## Work instructions
Below are some records. Say how many of their lines include the string "Температура", giving only the number.

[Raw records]
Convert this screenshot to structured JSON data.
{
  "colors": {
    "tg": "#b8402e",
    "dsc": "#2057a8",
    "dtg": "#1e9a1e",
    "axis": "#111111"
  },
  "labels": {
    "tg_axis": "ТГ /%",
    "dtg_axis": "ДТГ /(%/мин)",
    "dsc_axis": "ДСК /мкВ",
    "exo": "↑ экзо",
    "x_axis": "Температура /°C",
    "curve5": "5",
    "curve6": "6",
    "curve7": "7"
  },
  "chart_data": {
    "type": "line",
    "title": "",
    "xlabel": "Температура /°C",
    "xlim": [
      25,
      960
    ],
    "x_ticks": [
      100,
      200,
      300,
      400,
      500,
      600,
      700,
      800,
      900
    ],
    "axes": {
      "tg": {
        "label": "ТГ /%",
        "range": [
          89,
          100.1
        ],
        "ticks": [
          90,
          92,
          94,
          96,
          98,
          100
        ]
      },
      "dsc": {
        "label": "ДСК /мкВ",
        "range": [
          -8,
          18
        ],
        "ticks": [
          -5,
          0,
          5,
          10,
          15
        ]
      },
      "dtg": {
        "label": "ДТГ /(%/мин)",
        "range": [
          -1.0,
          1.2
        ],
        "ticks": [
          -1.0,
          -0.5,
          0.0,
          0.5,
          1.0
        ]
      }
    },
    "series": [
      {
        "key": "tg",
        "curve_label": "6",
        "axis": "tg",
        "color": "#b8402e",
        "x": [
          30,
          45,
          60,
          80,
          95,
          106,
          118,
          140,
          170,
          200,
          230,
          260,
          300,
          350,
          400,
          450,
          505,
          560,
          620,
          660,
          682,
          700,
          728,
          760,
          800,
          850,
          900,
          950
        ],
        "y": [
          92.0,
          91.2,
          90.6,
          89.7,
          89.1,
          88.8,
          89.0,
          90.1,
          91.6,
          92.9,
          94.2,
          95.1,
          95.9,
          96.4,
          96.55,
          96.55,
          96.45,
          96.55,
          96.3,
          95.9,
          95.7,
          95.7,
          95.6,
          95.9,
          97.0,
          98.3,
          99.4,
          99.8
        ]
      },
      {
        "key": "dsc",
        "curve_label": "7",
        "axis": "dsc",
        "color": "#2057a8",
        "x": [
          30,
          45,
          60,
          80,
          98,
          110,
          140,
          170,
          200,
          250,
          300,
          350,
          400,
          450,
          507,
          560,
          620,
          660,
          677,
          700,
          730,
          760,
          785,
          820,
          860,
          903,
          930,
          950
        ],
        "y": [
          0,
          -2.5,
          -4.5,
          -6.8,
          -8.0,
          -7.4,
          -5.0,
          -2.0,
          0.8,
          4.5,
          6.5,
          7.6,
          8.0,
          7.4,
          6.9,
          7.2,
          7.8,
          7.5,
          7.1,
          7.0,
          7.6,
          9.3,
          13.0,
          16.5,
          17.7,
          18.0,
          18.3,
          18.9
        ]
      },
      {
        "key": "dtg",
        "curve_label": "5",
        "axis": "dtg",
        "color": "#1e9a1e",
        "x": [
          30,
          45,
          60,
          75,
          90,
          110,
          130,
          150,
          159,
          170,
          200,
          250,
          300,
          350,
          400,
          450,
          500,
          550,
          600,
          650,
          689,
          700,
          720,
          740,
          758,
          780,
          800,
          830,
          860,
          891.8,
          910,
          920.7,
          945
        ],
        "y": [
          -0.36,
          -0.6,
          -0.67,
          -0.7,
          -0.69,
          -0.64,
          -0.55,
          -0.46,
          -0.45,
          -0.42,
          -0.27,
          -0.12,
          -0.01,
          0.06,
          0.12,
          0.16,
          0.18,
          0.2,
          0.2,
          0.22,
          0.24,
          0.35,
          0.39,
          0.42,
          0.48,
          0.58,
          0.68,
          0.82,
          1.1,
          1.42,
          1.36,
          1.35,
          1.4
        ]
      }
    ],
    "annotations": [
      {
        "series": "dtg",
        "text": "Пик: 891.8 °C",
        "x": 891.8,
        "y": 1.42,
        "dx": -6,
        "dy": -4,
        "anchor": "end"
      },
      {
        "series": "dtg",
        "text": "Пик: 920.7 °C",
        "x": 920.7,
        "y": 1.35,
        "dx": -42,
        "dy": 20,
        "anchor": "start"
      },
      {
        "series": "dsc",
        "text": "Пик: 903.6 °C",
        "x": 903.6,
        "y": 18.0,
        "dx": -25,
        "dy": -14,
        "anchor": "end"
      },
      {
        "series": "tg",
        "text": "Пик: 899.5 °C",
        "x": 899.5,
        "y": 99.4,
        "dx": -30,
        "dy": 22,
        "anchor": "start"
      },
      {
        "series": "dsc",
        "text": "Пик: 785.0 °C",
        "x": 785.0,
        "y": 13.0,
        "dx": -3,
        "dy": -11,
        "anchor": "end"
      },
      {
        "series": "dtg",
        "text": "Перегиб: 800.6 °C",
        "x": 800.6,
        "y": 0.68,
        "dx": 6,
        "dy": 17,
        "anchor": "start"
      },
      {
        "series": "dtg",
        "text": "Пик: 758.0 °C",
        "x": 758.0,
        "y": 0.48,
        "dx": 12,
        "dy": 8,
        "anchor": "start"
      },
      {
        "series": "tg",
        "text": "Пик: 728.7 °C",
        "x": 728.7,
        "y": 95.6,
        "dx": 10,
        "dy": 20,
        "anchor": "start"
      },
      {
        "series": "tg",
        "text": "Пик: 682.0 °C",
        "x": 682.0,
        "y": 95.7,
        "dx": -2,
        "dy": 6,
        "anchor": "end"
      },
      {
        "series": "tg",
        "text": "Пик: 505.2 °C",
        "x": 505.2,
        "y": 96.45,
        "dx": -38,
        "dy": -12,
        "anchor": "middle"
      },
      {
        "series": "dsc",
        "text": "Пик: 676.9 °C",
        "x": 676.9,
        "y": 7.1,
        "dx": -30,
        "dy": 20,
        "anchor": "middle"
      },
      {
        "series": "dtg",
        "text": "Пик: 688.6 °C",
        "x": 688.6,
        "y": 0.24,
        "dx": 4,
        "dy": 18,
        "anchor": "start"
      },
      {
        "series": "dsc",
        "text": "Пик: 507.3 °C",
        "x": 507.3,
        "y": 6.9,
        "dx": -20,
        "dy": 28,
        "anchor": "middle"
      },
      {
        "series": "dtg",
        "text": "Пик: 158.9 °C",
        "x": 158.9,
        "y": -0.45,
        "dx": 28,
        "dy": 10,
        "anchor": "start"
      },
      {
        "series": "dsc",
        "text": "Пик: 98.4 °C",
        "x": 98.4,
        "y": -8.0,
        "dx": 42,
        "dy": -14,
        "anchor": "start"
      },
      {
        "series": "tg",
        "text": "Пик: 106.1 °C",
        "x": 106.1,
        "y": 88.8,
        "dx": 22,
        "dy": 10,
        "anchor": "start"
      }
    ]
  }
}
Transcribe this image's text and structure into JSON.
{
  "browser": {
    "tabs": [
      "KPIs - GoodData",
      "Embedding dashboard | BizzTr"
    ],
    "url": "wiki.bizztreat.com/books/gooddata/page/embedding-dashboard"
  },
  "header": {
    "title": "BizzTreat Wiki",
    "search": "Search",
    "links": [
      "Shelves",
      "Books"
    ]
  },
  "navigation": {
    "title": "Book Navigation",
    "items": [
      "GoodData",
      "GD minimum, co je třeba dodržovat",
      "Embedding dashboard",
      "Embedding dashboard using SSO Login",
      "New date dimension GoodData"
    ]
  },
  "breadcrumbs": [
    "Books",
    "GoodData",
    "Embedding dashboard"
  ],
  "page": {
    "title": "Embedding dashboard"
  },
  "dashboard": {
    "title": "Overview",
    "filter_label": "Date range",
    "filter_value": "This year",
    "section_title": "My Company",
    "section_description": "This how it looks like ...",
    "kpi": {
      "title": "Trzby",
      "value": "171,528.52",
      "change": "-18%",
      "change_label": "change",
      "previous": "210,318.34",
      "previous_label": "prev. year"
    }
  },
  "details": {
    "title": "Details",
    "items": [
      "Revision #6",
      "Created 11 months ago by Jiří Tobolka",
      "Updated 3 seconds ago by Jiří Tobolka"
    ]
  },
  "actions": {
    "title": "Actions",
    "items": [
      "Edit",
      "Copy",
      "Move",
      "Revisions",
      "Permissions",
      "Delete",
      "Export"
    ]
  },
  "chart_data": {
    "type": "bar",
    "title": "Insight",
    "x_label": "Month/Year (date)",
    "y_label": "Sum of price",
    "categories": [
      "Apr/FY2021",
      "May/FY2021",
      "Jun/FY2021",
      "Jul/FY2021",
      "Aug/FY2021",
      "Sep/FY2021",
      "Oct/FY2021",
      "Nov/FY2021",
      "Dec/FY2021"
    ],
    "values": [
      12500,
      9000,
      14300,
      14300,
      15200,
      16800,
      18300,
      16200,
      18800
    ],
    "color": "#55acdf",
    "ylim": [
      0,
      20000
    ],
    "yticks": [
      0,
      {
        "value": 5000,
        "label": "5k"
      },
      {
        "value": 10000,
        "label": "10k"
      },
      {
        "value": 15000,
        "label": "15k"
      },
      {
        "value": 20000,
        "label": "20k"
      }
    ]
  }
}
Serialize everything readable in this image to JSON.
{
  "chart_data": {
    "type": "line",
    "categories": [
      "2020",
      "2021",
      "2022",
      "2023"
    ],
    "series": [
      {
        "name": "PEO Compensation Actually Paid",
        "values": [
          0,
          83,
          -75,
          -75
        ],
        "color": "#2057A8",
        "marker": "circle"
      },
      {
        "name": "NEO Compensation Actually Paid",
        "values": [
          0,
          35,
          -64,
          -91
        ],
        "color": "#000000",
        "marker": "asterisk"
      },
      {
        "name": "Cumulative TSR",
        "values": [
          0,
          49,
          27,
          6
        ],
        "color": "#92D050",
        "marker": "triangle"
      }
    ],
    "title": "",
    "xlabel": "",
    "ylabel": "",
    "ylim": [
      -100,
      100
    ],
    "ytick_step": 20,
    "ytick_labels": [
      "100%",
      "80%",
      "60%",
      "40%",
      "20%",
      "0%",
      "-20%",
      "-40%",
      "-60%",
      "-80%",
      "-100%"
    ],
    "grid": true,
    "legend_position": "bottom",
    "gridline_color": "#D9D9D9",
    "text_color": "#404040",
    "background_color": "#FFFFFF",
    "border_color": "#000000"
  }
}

## Task solution
2